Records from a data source
start
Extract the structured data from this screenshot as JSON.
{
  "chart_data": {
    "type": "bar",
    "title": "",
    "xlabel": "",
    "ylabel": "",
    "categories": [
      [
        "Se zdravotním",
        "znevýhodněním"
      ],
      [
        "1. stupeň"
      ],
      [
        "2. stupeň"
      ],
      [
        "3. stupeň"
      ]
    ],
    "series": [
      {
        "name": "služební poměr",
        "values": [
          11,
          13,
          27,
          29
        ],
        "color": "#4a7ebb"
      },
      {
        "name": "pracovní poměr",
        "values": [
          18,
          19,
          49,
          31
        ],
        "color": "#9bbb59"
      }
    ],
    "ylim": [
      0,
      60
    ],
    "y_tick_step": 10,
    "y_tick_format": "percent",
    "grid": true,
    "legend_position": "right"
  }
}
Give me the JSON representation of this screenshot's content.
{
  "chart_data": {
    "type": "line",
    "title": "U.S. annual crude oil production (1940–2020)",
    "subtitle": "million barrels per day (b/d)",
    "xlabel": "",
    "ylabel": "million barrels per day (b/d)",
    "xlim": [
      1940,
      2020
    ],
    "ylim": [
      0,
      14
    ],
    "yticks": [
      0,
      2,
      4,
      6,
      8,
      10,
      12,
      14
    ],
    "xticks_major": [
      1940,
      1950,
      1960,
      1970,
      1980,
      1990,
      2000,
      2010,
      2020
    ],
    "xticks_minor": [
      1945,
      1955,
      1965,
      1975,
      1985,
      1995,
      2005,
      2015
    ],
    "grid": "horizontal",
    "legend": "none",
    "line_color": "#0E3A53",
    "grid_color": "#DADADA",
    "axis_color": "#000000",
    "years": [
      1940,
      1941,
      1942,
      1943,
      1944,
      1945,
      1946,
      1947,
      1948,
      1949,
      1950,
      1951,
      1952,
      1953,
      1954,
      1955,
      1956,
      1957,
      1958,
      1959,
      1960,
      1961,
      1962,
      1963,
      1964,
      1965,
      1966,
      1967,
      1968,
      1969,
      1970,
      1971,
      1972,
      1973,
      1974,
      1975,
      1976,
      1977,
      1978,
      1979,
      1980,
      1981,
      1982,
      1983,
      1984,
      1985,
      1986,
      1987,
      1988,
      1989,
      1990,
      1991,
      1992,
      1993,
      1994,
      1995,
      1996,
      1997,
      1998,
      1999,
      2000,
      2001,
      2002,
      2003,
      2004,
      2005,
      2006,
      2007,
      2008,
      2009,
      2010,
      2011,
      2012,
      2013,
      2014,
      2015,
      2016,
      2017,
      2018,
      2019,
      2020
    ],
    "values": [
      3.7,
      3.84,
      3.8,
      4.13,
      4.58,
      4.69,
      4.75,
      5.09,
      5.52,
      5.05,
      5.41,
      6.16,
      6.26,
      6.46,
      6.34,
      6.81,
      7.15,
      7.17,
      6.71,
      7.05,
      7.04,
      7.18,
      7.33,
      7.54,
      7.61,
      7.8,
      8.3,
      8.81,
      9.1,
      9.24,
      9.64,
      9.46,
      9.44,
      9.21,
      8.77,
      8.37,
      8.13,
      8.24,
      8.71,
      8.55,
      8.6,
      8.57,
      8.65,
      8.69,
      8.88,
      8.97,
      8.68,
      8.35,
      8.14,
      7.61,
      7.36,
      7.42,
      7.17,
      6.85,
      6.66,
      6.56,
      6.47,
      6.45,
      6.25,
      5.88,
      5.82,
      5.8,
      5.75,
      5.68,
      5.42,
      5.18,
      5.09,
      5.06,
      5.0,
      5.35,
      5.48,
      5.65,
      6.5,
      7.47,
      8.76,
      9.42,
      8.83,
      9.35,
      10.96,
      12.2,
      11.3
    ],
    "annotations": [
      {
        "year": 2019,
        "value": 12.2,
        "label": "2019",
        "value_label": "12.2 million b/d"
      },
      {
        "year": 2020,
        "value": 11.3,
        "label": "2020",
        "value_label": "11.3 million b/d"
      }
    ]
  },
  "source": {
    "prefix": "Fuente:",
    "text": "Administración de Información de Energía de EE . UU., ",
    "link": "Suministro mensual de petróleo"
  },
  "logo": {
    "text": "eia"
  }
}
end
• **Work required**:
Copy every record exactly, with nothing added or dropped.

• **Answer in full**:
Extract the structured data from this screenshot as JSON.
{
  "chart_data": {
    "type": "bar",
    "title": "",
    "xlabel": "",
    "ylabel": "",
    "categories": [
      [
        "Se zdravotním",
        "znevýhodněním"
      ],
      [
        "1. stupeň"
      ],
      [
        "2. stupeň"
      ],
      [
        "3. stupeň"
      ]
    ],
    "series": [
      {
        "name": "služební poměr",
        "values": [
          11,
          13,
          27,
          29
        ],
        "color": "#4a7ebb"
      },
      {
        "name": "pracovní poměr",
        "values": [
          18,
          19,
          49,
          31
        ],
        "color": "#9bbb59"
      }
    ],
    "ylim": [
      0,
      60
    ],
    "y_tick_step": 10,
    "y_tick_format": "percent",
    "grid": true,
    "legend_position": "right"
  }
}
Give me the JSON representation of this screenshot's content.
{
  "chart_data": {
    "type": "line",
    "title": "U.S. annual crude oil production (1940–2020)",
    "subtitle": "million barrels per day (b/d)",
    "xlabel": "",
    "ylabel": "million barrels per day (b/d)",
    "xlim": [
      1940,
      2020
    ],
    "ylim": [
      0,
      14
    ],
    "yticks": [
      0,
      2,
      4,
      6,
      8,
      10,
      12,
      14
    ],
    "xticks_major": [
      1940,
      1950,
      1960,
      1970,
      1980,
      1990,
      2000,
      2010,
      2020
    ],
    "xticks_minor": [
      1945,
      1955,
      1965,
      1975,
      1985,
      1995,
      2005,
      2015
    ],
    "grid": "horizontal",
    "legend": "none",
    "line_color": "#0E3A53",
    "grid_color": "#DADADA",
    "axis_color": "#000000",
    "years": [
      1940,
      1941,
      1942,
      1943,
      1944,
      1945,
      1946,
      1947,
      1948,
      1949,
      1950,
      1951,
      1952,
      1953,
      1954,
      1955,
      1956,
      1957,
      1958,
      1959,
      1960,
      1961,
      1962,
      1963,
      1964,
      1965,
      1966,
      1967,
      1968,
      1969,
      1970,
      1971,
      1972,
      1973,
      1974,
      1975,
      1976,
      1977,
      1978,
      1979,
      1980,
      1981,
      1982,
      1983,
      1984,
      1985,
      1986,
      1987,
      1988,
      1989,
      1990,
      1991,
      1992,
      1993,
      1994,
      1995,
      1996,
      1997,
      1998,
      1999,
      2000,
      2001,
      2002,
      2003,
      2004,
      2005,
      2006,
      2007,
      2008,
      2009,
      2010,
      2011,
      2012,
      2013,
      2014,
      2015,
      2016,
      2017,
      2018,
      2019,
      2020
    ],
    "values": [
      3.7,
      3.84,
      3.8,
      4.13,
      4.58,
      4.69,
      4.75,
      5.09,
      5.52,
      5.05,
      5.41,
      6.16,
      6.26,
      6.46,
      6.34,
      6.81,
      7.15,
      7.17,
      6.71,
      7.05,
      7.04,
      7.18,
      7.33,
      7.54,
      7.61,
      7.8,
      8.3,
      8.81,
      9.1,
      9.24,
      9.64,
      9.46,
      9.44,
      9.21,
      8.77,
      8.37,
      8.13,
      8.24,
      8.71,
      8.55,
      8.6,
      8.57,
      8.65,
      8.69,
      8.88,
      8.97,
      8.68,
      8.35,
      8.14,
      7.61,
      7.36,
      7.42,
      7.17,
      6.85,
      6.66,
      6.56,
      6.47,
      6.45,
      6.25,
      5.88,
      5.82,
      5.8,
      5.75,
      5.68,
      5.42,
      5.18,
      5.09,
      5.06,
      5.0,
      5.35,
      5.48,
      5.65,
      6.5,
      7.47,
      8.76,
      9.42,
      8.83,
      9.35,
      10.96,
      12.2,
      11.3
    ],
    "annotations": [
      {
        "year": 2019,
        "value": 12.2,
        "label": "2019",
        "value_label": "12.2 million b/d"
      },
      {
        "year": 2020,
        "value": 11.3,
        "label": "2020",
        "value_label": "11.3 million b/d"
      }
    ]
  },
  "source": {
    "prefix": "Fuente:",
    "text": "Administración de Información de Energía de EE . UU., ",
    "link": "Suministro mensual de petróleo"
  },
  "logo": {
    "text": "eia"
  }
}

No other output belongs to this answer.